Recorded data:
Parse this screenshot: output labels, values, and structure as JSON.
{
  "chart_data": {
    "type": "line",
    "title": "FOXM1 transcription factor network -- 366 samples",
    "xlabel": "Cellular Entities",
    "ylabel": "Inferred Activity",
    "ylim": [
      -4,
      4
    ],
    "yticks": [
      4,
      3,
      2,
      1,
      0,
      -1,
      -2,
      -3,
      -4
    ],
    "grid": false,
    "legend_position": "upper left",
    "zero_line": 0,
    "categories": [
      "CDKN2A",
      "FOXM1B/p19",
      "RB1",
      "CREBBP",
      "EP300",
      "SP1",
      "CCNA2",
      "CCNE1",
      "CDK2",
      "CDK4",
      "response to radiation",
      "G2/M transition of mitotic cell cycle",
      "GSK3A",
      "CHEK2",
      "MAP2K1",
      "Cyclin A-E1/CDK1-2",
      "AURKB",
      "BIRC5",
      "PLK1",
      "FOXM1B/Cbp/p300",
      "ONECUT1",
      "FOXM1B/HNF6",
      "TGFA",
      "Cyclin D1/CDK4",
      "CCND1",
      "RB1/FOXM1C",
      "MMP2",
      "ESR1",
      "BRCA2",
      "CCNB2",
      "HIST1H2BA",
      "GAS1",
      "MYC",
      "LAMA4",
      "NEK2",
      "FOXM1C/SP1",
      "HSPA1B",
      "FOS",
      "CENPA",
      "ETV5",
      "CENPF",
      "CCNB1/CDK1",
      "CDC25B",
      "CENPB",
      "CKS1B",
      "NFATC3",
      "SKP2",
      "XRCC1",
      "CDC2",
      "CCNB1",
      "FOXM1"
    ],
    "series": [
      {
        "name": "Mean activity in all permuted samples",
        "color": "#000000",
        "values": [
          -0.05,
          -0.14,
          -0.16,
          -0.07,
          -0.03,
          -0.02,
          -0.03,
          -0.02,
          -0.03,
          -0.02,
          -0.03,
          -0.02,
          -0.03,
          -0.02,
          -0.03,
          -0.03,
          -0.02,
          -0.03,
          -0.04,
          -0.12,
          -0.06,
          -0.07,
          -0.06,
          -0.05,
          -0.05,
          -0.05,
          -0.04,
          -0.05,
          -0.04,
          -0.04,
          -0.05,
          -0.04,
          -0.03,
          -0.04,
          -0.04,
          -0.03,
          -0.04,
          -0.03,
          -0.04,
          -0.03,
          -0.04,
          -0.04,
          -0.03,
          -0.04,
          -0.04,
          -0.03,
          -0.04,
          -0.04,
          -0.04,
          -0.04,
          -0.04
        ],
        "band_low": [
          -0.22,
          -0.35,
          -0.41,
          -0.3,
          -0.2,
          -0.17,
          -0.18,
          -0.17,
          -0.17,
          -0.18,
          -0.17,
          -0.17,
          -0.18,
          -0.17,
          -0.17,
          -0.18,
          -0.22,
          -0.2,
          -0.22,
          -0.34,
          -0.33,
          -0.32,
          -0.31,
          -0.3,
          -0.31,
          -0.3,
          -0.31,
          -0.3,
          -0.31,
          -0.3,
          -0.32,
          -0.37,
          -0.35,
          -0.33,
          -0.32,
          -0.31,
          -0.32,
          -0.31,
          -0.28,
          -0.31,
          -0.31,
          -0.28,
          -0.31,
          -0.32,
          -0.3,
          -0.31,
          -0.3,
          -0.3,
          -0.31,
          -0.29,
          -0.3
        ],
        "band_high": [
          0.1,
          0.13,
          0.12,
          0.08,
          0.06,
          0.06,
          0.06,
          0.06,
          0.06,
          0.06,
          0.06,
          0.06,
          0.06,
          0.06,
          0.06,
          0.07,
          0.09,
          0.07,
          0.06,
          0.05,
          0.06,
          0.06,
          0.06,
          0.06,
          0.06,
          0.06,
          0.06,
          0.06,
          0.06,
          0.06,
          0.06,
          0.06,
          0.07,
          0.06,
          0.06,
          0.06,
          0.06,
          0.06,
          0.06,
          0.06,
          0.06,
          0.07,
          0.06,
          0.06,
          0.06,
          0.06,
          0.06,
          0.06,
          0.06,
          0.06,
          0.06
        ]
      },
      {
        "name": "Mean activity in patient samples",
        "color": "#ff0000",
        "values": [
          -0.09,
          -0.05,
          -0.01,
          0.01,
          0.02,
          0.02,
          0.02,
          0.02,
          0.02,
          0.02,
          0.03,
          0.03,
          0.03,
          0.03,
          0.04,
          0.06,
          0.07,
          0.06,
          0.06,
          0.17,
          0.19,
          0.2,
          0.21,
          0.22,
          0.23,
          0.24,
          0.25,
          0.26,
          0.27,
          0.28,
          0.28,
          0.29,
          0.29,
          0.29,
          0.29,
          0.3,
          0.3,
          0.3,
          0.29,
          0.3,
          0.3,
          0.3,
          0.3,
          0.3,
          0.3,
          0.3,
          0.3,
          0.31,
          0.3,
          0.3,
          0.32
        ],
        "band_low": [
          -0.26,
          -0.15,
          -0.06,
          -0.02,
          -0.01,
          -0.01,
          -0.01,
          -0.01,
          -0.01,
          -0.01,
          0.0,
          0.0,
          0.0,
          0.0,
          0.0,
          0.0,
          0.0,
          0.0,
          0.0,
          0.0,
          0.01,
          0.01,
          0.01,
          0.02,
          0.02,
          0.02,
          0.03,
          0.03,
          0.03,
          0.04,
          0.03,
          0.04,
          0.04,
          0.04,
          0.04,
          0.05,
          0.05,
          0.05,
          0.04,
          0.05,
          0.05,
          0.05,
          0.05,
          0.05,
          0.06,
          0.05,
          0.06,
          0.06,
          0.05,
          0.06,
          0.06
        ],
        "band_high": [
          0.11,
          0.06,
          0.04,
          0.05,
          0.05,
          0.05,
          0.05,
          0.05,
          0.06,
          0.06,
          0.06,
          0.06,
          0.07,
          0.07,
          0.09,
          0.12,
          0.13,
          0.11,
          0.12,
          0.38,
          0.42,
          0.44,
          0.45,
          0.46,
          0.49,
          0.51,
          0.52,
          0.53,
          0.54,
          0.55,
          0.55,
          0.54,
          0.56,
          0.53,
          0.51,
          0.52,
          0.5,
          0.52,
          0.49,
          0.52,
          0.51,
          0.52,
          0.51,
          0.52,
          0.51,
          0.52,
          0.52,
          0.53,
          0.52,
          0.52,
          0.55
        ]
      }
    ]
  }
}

BRIEF |
Repeat the entries shown above, every one, word for word.

TASK ANSWER |
Parse this screenshot: output labels, values, and structure as JSON.
{
  "chart_data": {
    "type": "line",
    "title": "FOXM1 transcription factor network -- 366 samples",
    "xlabel": "Cellular Entities",
    "ylabel": "Inferred Activity",
    "ylim": [
      -4,
      4
    ],
    "yticks": [
      4,
      3,
      2,
      1,
      0,
      -1,
      -2,
      -3,
      -4
    ],
    "grid": false,
    "legend_position": "upper left",
    "zero_line": 0,
    "categories": [
      "CDKN2A",
      "FOXM1B/p19",
      "RB1",
      "CREBBP",
      "EP300",
      "SP1",
      "CCNA2",
      "CCNE1",
      "CDK2",
      "CDK4",
      "response to radiation",
      "G2/M transition of mitotic cell cycle",
      "GSK3A",
      "CHEK2",
      "MAP2K1",
      "Cyclin A-E1/CDK1-2",
      "AURKB",
      "BIRC5",
      "PLK1",
      "FOXM1B/Cbp/p300",
      "ONECUT1",
      "FOXM1B/HNF6",
      "TGFA",
      "Cyclin D1/CDK4",
      "CCND1",
      "RB1/FOXM1C",
      "MMP2",
      "ESR1",
      "BRCA2",
      "CCNB2",
      "HIST1H2BA",
      "GAS1",
      "MYC",
      "LAMA4",
      "NEK2",
      "FOXM1C/SP1",
      "HSPA1B",
      "FOS",
      "CENPA",
      "ETV5",
      "CENPF",
      "CCNB1/CDK1",
      "CDC25B",
      "CENPB",
      "CKS1B",
      "NFATC3",
      "SKP2",
      "XRCC1",
      "CDC2",
      "CCNB1",
      "FOXM1"
    ],
    "series": [
      {
        "name": "Mean activity in all permuted samples",
        "color": "#000000",
        "values": [
          -0.05,
          -0.14,
          -0.16,
          -0.07,
          -0.03,
          -0.02,
          -0.03,
          -0.02,
          -0.03,
          -0.02,
          -0.03,
          -0.02,
          -0.03,
          -0.02,
          -0.03,
          -0.03,
          -0.02,
          -0.03,
          -0.04,
          -0.12,
          -0.06,
          -0.07,
          -0.06,
          -0.05,
          -0.05,
          -0.05,
          -0.04,
          -0.05,
          -0.04,
          -0.04,
          -0.05,
          -0.04,
          -0.03,
          -0.04,
          -0.04,
          -0.03,
          -0.04,
          -0.03,
          -0.04,
          -0.03,
          -0.04,
          -0.04,
          -0.03,
          -0.04,
          -0.04,
          -0.03,
          -0.04,
          -0.04,
          -0.04,
          -0.04,
          -0.04
        ],
        "band_low": [
          -0.22,
          -0.35,
          -0.41,
          -0.3,
          -0.2,
          -0.17,
          -0.18,
          -0.17,
          -0.17,
          -0.18,
          -0.17,
          -0.17,
          -0.18,
          -0.17,
          -0.17,
          -0.18,
          -0.22,
          -0.2,
          -0.22,
          -0.34,
          -0.33,
          -0.32,
          -0.31,
          -0.3,
          -0.31,
          -0.3,
          -0.31,
          -0.3,
          -0.31,
          -0.3,
          -0.32,
          -0.37,
          -0.35,
          -0.33,
          -0.32,
          -0.31,
          -0.32,
          -0.31,
          -0.28,
          -0.31,
          -0.31,
          -0.28,
          -0.31,
          -0.32,
          -0.3,
          -0.31,
          -0.3,
          -0.3,
          -0.31,
          -0.29,
          -0.3
        ],
        "band_high": [
          0.1,
          0.13,
          0.12,
          0.08,
          0.06,
          0.06,
          0.06,
          0.06,
          0.06,
          0.06,
          0.06,
          0.06,
          0.06,
          0.06,
          0.06,
          0.07,
          0.09,
          0.07,
          0.06,
          0.05,
          0.06,
          0.06,
          0.06,
          0.06,
          0.06,
          0.06,
          0.06,
          0.06,
          0.06,
          0.06,
          0.06,
          0.06,
          0.07,
          0.06,
          0.06,
          0.06,
          0.06,
          0.06,
          0.06,
          0.06,
          0.06,
          0.07,
          0.06,
          0.06,
          0.06,
          0.06,
          0.06,
          0.06,
          0.06,
          0.06,
          0.06
        ]
      },
      {
        "name": "Mean activity in patient samples",
        "color": "#ff0000",
        "values": [
          -0.09,
          -0.05,
          -0.01,
          0.01,
          0.02,
          0.02,
          0.02,
          0.02,
          0.02,
          0.02,
          0.03,
          0.03,
          0.03,
          0.03,
          0.04,
          0.06,
          0.07,
          0.06,
          0.06,
          0.17,
          0.19,
          0.2,
          0.21,
          0.22,
          0.23,
          0.24,
          0.25,
          0.26,
          0.27,
          0.28,
          0.28,
          0.29,
          0.29,
          0.29,
          0.29,
          0.3,
          0.3,
          0.3,
          0.29,
          0.3,
          0.3,
          0.3,
          0.3,
          0.3,
          0.3,
          0.3,
          0.3,
          0.31,
          0.3,
          0.3,
          0.32
        ],
        "band_low": [
          -0.26,
          -0.15,
          -0.06,
          -0.02,
          -0.01,
          -0.01,
          -0.01,
          -0.01,
          -0.01,
          -0.01,
          0.0,
          0.0,
          0.0,
          0.0,
          0.0,
          0.0,
          0.0,
          0.0,
          0.0,
          0.0,
          0.01,
          0.01,
          0.01,
          0.02,
          0.02,
          0.02,
          0.03,
          0.03,
          0.03,
          0.04,
          0.03,
          0.04,
          0.04,
          0.04,
          0.04,
          0.05,
          0.05,
          0.05,
          0.04,
          0.05,
          0.05,
          0.05,
          0.05,
          0.05,
          0.06,
          0.05,
          0.06,
          0.06,
          0.05,
          0.06,
          0.06
        ],
        "band_high": [
          0.11,
          0.06,
          0.04,
          0.05,
          0.05,
          0.05,
          0.05,
          0.05,
          0.06,
          0.06,
          0.06,
          0.06,
          0.07,
          0.07,
          0.09,
          0.12,
          0.13,
          0.11,
          0.12,
          0.38,
          0.42,
          0.44,
          0.45,
          0.46,
          0.49,
          0.51,
          0.52,
          0.53,
          0.54,
          0.55,
          0.55,
          0.54,
          0.56,
          0.53,
          0.51,
          0.52,
          0.5,
          0.52,
          0.49,
          0.52,
          0.51,
          0.52,
          0.51,
          0.52,
          0.51,
          0.52,
          0.52,
          0.53,
          0.52,
          0.52,
          0.55
        ]
      }
    ]
  }
}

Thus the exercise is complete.